### TUGAS YANG DIBERIKAN 1
Jawab pertanyaan berikut berdasarkan teks bacaan tentang pertempuran di Palembang:
(a) Pada tanggal berapa insiden yang berkembang menjadi pertempuran itu terjadi?
(b) Ke mana tujuan segerombolan tentara Inggris yang keluar dari corridor?
(c) Berapa lama pertempuran tersebut akhirnya berlangsung?

### TEKS BACAAN
------------------------------------------------------------
Setiap insiden selalu dimulai oleh tindakan tentara Sekutu-NICA, yang memancing kemarahan rakyat dan BPRI. Demikian pula insiden pada tanggal 29 maret 1946, yang berkembang menjadi pertempuran antar pejuang dikota Palembang melawan tentara Sekutu-NICA. Saat itu segerombolan tentara inggris keluar dari corridor menuju 9 Ilir, bagian Timur dari kota Palembang, mendobrak penjagaan Polisi Tentara (PT), disertai dengan melepaskan tembakan-tembakan, sehingga terjadilah tembak menembak antara TRI dengan pasukan Inggris (Sekutu) maupun Belanda. Tembak menembak ini akhirnya meluas menjadi pertempuran selama Lima Hari Lima Malam (Kempen RI Sumsel 1946:29-31, dalam Ma’moen Abdullah, 1986:288).
------------------------------------------------------------
### CATATAN YANG DISEDIAKAN
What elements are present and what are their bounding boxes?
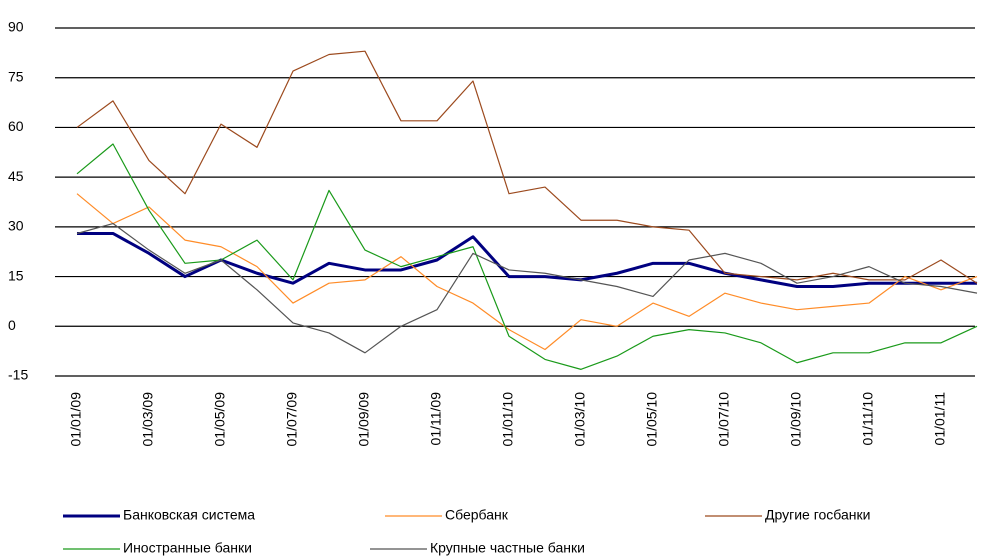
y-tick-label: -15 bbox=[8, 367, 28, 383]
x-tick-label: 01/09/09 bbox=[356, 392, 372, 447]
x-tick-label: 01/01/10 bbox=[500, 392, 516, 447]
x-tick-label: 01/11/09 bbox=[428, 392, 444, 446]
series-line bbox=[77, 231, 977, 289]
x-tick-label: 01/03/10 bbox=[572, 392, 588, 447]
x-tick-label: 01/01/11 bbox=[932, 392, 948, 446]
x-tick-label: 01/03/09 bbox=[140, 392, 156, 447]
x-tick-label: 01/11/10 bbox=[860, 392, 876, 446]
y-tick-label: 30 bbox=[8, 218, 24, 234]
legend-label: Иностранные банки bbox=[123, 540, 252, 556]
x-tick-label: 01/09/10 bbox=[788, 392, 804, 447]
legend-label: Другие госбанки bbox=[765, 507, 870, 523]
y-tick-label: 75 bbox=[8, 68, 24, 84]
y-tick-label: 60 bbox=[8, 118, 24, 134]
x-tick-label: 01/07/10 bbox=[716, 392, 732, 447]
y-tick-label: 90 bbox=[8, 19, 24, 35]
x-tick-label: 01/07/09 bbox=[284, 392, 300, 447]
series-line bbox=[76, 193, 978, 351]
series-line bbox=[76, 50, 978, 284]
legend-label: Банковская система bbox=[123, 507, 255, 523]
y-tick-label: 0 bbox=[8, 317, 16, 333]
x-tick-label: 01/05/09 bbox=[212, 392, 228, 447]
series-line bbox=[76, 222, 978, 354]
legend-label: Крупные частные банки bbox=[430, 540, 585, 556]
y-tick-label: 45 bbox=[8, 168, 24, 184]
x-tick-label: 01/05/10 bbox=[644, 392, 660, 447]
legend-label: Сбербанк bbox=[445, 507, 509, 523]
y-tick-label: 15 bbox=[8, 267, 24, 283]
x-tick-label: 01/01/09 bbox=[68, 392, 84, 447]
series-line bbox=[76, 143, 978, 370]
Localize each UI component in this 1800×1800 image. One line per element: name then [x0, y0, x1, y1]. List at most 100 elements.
------------------------------------------------------------
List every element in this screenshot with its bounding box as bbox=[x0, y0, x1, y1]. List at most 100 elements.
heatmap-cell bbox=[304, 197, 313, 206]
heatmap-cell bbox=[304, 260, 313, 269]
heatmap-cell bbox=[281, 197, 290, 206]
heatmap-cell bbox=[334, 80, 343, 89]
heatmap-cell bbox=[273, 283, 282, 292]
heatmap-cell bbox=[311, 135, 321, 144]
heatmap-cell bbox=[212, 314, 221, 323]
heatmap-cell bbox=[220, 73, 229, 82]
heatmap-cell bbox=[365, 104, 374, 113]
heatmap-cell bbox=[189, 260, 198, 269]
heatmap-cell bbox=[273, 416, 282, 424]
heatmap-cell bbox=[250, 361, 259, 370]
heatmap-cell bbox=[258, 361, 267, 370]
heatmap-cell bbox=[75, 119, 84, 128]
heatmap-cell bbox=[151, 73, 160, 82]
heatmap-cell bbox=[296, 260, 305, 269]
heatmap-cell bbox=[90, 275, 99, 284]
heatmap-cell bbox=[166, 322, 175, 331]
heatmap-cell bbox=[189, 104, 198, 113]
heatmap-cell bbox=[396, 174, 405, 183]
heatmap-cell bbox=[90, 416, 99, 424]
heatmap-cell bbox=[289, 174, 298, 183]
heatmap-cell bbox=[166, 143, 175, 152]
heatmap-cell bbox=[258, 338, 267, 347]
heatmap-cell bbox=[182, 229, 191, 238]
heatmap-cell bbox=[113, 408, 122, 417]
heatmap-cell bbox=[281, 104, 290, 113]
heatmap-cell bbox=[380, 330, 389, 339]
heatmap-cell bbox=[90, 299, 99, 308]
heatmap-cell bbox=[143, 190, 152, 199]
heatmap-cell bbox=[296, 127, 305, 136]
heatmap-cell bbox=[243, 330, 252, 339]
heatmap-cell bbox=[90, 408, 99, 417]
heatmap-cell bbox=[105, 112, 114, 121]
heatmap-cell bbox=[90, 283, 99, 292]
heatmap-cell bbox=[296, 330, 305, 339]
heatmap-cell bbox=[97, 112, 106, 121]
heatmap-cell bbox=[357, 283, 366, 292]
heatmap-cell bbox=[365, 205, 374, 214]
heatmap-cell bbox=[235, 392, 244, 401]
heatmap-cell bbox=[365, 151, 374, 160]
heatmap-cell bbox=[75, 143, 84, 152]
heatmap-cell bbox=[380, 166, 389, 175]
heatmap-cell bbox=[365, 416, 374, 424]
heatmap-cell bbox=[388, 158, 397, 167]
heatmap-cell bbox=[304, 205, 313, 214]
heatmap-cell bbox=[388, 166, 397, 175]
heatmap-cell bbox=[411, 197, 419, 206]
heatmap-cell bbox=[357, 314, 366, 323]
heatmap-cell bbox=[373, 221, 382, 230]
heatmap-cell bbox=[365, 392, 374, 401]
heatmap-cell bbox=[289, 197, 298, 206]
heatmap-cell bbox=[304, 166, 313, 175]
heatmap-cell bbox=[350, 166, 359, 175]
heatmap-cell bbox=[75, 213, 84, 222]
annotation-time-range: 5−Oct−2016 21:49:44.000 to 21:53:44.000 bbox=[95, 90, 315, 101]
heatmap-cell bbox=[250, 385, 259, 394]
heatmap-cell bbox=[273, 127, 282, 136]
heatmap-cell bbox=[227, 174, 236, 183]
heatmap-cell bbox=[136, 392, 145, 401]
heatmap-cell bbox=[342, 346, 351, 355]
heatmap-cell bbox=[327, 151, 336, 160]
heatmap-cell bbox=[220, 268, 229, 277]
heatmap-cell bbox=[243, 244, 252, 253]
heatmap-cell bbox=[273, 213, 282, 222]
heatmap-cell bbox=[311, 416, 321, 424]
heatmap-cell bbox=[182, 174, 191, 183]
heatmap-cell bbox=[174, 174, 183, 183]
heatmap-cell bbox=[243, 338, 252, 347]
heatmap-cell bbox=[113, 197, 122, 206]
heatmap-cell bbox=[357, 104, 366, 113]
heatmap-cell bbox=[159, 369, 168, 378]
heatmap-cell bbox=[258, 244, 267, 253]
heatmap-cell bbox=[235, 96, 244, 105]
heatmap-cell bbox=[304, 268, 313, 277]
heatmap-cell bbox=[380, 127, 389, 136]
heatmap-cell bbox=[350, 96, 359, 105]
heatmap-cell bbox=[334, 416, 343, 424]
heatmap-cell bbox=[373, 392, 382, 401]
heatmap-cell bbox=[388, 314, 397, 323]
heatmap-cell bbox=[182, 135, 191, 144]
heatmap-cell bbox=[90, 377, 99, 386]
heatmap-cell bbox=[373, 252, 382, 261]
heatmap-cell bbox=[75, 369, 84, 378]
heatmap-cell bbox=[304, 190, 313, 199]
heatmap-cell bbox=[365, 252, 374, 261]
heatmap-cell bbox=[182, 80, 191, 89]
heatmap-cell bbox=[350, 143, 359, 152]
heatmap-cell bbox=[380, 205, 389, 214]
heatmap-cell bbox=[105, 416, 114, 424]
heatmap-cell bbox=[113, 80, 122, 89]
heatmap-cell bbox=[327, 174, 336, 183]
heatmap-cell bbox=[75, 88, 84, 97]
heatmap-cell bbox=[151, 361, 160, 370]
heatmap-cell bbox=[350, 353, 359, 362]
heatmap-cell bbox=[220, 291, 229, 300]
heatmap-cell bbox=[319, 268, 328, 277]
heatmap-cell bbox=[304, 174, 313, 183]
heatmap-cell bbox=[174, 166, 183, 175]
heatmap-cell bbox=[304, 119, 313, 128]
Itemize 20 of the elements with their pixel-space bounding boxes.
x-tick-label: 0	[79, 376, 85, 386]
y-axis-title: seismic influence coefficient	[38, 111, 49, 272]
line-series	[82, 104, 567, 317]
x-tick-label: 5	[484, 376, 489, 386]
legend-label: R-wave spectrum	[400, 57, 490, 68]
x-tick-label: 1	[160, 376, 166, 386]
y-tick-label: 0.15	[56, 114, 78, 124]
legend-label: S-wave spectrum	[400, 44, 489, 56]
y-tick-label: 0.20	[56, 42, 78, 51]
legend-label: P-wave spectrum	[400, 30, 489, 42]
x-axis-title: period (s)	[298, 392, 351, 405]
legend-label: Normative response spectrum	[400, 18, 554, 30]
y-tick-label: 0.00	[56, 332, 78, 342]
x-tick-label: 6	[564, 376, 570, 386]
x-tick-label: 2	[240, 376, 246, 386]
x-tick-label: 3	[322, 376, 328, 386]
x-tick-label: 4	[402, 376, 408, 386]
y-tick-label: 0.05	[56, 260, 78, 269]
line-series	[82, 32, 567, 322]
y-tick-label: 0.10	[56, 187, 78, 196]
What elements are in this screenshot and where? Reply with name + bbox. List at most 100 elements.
------------------------------------------------------------
### TUGAS YANG DIBERIKAN 2
Salin tanpa perubahan bagian catatan yang dimulai dari baris berisi "List every element" sampai dengan baris berisi "heatmap-cell bbox=[304, 205, 313, 214]", kedua baris batas tersebut ikut disalin.

### JAWABAN YANG DIHARAPKAN 1
(a) 29 Maret 1946.
(b) Ke 9 Ilir, bagian Timur dari kota Palembang.
(c) Lima Hari Lima Malam.

### JAWABAN YANG DIHARAPKAN 2
List every element in this screenshot with its bounding box as bbox=[x0, y0, x1, y1]. List at most 100 elements.
heatmap-cell bbox=[304, 197, 313, 206]
heatmap-cell bbox=[304, 260, 313, 269]
heatmap-cell bbox=[281, 197, 290, 206]
heatmap-cell bbox=[334, 80, 343, 89]
heatmap-cell bbox=[273, 283, 282, 292]
heatmap-cell bbox=[311, 135, 321, 144]
heatmap-cell bbox=[212, 314, 221, 323]
heatmap-cell bbox=[220, 73, 229, 82]
heatmap-cell bbox=[365, 104, 374, 113]
heatmap-cell bbox=[189, 260, 198, 269]
heatmap-cell bbox=[273, 416, 282, 424]
heatmap-cell bbox=[250, 361, 259, 370]
heatmap-cell bbox=[258, 361, 267, 370]
heatmap-cell bbox=[75, 119, 84, 128]
heatmap-cell bbox=[151, 73, 160, 82]
heatmap-cell bbox=[296, 260, 305, 269]
heatmap-cell bbox=[90, 275, 99, 284]
heatmap-cell bbox=[166, 322, 175, 331]
heatmap-cell bbox=[189, 104, 198, 113]
heatmap-cell bbox=[396, 174, 405, 183]
heatmap-cell bbox=[90, 416, 99, 424]
heatmap-cell bbox=[289, 174, 298, 183]
heatmap-cell bbox=[166, 143, 175, 152]
heatmap-cell bbox=[258, 338, 267, 347]
heatmap-cell bbox=[182, 229, 191, 238]
heatmap-cell bbox=[113, 408, 122, 417]
heatmap-cell bbox=[281, 104, 290, 113]
heatmap-cell bbox=[380, 330, 389, 339]
heatmap-cell bbox=[90, 299, 99, 308]
heatmap-cell bbox=[143, 190, 152, 199]
heatmap-cell bbox=[296, 127, 305, 136]
heatmap-cell bbox=[243, 330, 252, 339]
heatmap-cell bbox=[90, 408, 99, 417]
heatmap-cell bbox=[105, 112, 114, 121]
heatmap-cell bbox=[90, 283, 99, 292]
heatmap-cell bbox=[296, 330, 305, 339]
heatmap-cell bbox=[97, 112, 106, 121]
heatmap-cell bbox=[357, 283, 366, 292]
heatmap-cell bbox=[365, 205, 374, 214]
heatmap-cell bbox=[235, 392, 244, 401]
heatmap-cell bbox=[365, 151, 374, 160]
heatmap-cell bbox=[75, 143, 84, 152]
heatmap-cell bbox=[380, 166, 389, 175]
heatmap-cell bbox=[365, 416, 374, 424]
heatmap-cell bbox=[388, 158, 397, 167]
heatmap-cell bbox=[304, 205, 313, 214]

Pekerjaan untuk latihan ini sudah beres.